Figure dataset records
## BEGIN

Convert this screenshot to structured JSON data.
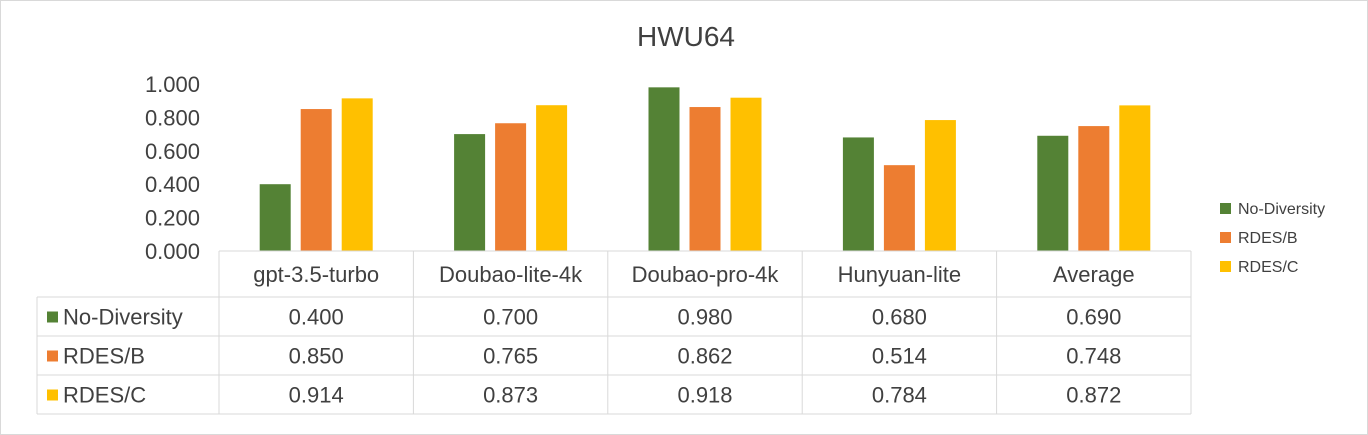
{
  "chart_data": {
    "type": "bar",
    "title": "HWU64",
    "categories": [
      "gpt-3.5-turbo",
      "Doubao-lite-4k",
      "Doubao-pro-4k",
      "Hunyuan-lite",
      "Average"
    ],
    "series": [
      {
        "name": "No-Diversity",
        "values": [
          0.4,
          0.7,
          0.98,
          0.68,
          0.69
        ],
        "labels": [
          "0.400",
          "0.700",
          "0.980",
          "0.680",
          "0.690"
        ],
        "color": "#548235"
      },
      {
        "name": "RDES/B",
        "values": [
          0.85,
          0.765,
          0.862,
          0.514,
          0.748
        ],
        "labels": [
          "0.850",
          "0.765",
          "0.862",
          "0.514",
          "0.748"
        ],
        "color": "#ed7d31"
      },
      {
        "name": "RDES/C",
        "values": [
          0.914,
          0.873,
          0.918,
          0.784,
          0.872
        ],
        "labels": [
          "0.914",
          "0.873",
          "0.918",
          "0.784",
          "0.872"
        ],
        "color": "#ffc000"
      }
    ],
    "ylim": [
      0,
      1
    ],
    "yticks": [
      "0.000",
      "0.200",
      "0.400",
      "0.600",
      "0.800",
      "1.000"
    ],
    "legend_position": "right",
    "data_table": true,
    "grid": false
  }
}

## END

◆ **THE TASK**
Gather, from the listing above, every line carrying the word "color".

◆ **RESPONSE TO THIS TASK**
        "color": "#548235"
        "color": "#ed7d31"
        "color": "#ffc000"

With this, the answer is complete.